TASK DESCRIPTION: From the entries below, gather every line containing the string "wool".

Entries with figure data:
"""
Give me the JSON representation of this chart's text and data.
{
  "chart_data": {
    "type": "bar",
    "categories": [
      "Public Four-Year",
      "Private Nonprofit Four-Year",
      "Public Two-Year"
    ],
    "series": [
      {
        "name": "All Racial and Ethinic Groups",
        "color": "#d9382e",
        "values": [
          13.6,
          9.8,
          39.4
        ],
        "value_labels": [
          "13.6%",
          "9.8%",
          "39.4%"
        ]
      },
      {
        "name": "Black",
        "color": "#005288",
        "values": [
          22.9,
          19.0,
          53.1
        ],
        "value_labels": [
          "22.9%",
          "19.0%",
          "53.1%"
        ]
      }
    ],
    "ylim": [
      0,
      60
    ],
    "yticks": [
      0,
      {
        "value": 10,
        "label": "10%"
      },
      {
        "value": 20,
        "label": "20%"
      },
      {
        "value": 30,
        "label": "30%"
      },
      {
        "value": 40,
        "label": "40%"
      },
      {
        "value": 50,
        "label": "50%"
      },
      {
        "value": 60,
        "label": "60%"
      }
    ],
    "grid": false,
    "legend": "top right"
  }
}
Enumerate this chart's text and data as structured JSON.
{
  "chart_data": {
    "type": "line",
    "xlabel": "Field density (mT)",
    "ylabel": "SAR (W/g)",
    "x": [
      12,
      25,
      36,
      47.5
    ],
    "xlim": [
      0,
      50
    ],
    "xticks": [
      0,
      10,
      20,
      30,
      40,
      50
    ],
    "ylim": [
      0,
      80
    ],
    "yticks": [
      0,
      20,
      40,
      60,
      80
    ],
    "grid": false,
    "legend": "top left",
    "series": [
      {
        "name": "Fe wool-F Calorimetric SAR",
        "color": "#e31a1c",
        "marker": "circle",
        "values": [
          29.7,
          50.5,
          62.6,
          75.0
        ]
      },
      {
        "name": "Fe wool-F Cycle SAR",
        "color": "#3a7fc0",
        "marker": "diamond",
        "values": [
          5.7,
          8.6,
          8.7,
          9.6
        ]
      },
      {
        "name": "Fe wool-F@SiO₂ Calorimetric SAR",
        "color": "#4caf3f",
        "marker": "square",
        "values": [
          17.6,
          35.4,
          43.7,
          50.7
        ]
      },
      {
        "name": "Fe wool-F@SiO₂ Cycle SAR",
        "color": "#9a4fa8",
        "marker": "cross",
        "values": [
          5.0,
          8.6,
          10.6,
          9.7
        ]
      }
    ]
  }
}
"""
EXERCISE RESULT:
        "name": "Fe wool-F Calorimetric SAR",
        "name": "Fe wool-F Cycle SAR",
        "name": "Fe wool-F@SiO₂ Calorimetric SAR",
        "name": "Fe wool-F@SiO₂ Cycle SAR",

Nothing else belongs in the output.